DOCUMENT EXTRACT →

━━━━━━━━━━━━━━━━

Our findings from Italy suggest substantial stability of CKS incidence between 1985 and 1998, as in Israel in the same period, when various Israeli subpopulations were taken into consideration (Guttman-Yassky et al, 2003). A male-to-female ratio of 2-to-3 is also similar in Italy and Israel.

Despite some limitation of available data, the seroprevalence of KSHV antibodies in various geographic areas is correlated with the frequency of KS not associated to AIDS. The seroprevalence of KSHV antibodies is more than 25% in Africa and below 10% in the United States and Europe (Whitby and Boshoff, 1998). Substantial variations, consistent with those reported here for CKS incidence, were also found between Italian regions, with seroprevalence below 10% in certain areas of the North (Calabrò et al, 1998; Whitby et al, 1998) but higher than 30% in the Islands of Sicily and Sardinia (Calabrò et al, 1998; Perna et al, 2000; Santarelli et al, 2001; Serraino et al, 2001).

━━━━━━━━━━━━━━━━

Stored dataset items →
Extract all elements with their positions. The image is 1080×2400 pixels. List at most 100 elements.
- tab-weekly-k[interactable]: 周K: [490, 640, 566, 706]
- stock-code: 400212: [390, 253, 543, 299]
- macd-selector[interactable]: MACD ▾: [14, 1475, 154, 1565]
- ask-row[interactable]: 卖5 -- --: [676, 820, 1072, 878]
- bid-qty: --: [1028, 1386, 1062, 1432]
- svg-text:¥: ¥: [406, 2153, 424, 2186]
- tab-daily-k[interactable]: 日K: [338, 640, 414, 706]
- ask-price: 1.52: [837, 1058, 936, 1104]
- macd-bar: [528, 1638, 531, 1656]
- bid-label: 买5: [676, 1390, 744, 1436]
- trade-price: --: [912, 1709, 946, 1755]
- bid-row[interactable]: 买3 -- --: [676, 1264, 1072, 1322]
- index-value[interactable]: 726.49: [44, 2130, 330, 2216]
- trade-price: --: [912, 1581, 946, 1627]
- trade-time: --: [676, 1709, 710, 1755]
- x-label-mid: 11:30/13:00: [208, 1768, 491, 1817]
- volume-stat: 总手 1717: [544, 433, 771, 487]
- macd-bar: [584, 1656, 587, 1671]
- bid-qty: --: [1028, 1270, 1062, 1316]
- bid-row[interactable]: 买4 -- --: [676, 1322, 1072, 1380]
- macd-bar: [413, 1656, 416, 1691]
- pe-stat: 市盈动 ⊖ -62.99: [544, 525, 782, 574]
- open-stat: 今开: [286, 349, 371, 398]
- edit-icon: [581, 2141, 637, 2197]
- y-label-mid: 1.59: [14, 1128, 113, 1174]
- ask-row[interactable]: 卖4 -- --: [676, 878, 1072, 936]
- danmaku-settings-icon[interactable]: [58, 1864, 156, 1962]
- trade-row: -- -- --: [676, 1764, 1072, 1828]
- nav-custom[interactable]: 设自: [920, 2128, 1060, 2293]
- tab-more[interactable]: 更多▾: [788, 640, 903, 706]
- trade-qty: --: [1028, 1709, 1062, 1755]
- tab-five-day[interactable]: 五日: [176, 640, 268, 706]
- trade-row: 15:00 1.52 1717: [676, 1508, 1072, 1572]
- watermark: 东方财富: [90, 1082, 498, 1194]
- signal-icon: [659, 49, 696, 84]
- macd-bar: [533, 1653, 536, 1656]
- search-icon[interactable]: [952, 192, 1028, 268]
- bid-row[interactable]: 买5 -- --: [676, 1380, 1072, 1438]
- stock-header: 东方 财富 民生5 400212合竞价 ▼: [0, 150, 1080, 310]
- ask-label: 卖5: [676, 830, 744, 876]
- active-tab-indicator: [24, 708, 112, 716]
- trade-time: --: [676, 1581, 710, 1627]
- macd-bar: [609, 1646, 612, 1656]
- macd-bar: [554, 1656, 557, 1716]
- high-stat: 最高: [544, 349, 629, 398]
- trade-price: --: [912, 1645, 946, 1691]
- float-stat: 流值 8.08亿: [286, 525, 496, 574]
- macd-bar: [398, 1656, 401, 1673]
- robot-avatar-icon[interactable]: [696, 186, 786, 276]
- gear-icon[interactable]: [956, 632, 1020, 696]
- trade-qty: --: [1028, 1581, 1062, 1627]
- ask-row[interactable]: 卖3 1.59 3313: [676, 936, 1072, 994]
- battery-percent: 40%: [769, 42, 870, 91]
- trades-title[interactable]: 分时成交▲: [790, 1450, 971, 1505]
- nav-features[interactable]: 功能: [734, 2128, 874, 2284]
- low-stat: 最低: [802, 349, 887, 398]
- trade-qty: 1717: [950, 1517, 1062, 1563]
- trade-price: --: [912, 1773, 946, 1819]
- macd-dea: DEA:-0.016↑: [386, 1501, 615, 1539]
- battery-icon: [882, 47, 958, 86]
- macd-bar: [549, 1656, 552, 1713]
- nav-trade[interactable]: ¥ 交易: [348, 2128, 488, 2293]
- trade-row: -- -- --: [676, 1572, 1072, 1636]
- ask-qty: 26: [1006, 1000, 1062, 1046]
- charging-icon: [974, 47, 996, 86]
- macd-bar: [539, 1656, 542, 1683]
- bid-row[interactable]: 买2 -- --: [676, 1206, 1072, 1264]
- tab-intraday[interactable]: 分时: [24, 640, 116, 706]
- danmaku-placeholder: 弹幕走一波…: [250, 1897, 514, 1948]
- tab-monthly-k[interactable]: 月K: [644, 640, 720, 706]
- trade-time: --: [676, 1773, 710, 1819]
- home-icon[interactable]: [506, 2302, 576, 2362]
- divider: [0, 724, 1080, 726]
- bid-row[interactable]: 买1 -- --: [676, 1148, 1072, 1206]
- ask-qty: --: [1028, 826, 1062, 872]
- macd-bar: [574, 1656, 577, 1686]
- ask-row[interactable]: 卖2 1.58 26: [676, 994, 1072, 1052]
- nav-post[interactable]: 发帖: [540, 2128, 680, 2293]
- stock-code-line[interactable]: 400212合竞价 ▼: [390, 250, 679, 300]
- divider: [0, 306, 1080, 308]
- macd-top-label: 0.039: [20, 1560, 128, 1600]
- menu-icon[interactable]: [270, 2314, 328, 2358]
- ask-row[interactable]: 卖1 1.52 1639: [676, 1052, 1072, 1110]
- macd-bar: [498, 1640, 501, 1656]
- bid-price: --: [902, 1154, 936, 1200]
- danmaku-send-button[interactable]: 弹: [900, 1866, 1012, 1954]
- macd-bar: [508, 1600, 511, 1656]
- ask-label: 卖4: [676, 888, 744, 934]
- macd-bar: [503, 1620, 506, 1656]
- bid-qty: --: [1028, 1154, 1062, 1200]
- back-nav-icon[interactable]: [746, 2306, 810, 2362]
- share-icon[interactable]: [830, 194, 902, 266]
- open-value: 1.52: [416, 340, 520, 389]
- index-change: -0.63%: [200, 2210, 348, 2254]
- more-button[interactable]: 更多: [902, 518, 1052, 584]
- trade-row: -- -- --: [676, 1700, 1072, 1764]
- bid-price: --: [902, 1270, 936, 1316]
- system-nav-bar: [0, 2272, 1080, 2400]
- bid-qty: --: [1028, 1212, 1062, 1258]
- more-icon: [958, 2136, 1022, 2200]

━━━━━━━━━━━━━━━━

TASKS TO PERFORM →
(1) In two sentences, summarize the passage on CKS incidence and KSHV seroprevalence.
(2) List every distinct source cited in the passage on CKS incidence and KSHV seroprevalence. Give the authors and year as the passage gives them.
(3) According to the passage on CKS incidence and KSHV seroprevalence, what male-to-female ratio do Italy and Israel share?

SOLVED PROBLEMS →
(1) Findings from Italy show that CKS incidence stayed largely stable between 1985 and 1998, as it did in Israel, and both countries share a 2-to-3 male-to-female ratio. The seroprevalence of KSHV antibodies correlates with the frequency of KS not associated with AIDS: it is over 25% in Africa and under 10% in the United States and Europe, and within Italy it ranges from below 10% in certain areas of the North to above 30% in Sicily and Sardinia.

(2)
- Guttman-Yassky et al, 2003
- Whitby and Boshoff, 1998
- Calabrò et al, 1998
- Whitby et al, 1998
- Perna et al, 2000
- Santarelli et al, 2001
- Serraino et al, 2001

(3) A ratio of 2-to-3.